What to do
Set down the material once more, exactly as it appears.

== == ==

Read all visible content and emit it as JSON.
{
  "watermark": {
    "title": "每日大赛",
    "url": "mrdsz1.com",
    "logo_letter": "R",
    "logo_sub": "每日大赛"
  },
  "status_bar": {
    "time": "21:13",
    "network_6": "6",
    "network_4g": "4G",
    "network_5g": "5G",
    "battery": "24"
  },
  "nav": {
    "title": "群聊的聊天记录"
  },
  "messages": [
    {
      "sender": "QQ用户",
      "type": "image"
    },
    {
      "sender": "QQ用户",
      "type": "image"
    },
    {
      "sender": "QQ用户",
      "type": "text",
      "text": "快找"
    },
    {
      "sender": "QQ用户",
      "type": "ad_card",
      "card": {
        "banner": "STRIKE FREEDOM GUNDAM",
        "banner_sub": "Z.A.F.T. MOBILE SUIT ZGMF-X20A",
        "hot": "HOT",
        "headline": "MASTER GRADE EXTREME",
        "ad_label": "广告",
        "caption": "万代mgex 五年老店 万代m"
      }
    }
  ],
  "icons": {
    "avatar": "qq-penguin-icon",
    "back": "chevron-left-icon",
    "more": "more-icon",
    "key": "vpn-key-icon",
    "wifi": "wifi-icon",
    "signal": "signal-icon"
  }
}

== == ==

Written solution
Read all visible content and emit it as JSON.
{
  "watermark": {
    "title": "每日大赛",
    "url": "mrdsz1.com",
    "logo_letter": "R",
    "logo_sub": "每日大赛"
  },
  "status_bar": {
    "time": "21:13",
    "network_6": "6",
    "network_4g": "4G",
    "network_5g": "5G",
    "battery": "24"
  },
  "nav": {
    "title": "群聊的聊天记录"
  },
  "messages": [
    {
      "sender": "QQ用户",
      "type": "image"
    },
    {
      "sender": "QQ用户",
      "type": "image"
    },
    {
      "sender": "QQ用户",
      "type": "text",
      "text": "快找"
    },
    {
      "sender": "QQ用户",
      "type": "ad_card",
      "card": {
        "banner": "STRIKE FREEDOM GUNDAM",
        "banner_sub": "Z.A.F.T. MOBILE SUIT ZGMF-X20A",
        "hot": "HOT",
        "headline": "MASTER GRADE EXTREME",
        "ad_label": "广告",
        "caption": "万代mgex 五年老店 万代m"
      }
    }
  ],
  "icons": {
    "avatar": "qq-penguin-icon",
    "back": "chevron-left-icon",
    "more": "more-icon",
    "key": "vpn-key-icon",
    "wifi": "wifi-icon",
    "signal": "signal-icon"
  }
}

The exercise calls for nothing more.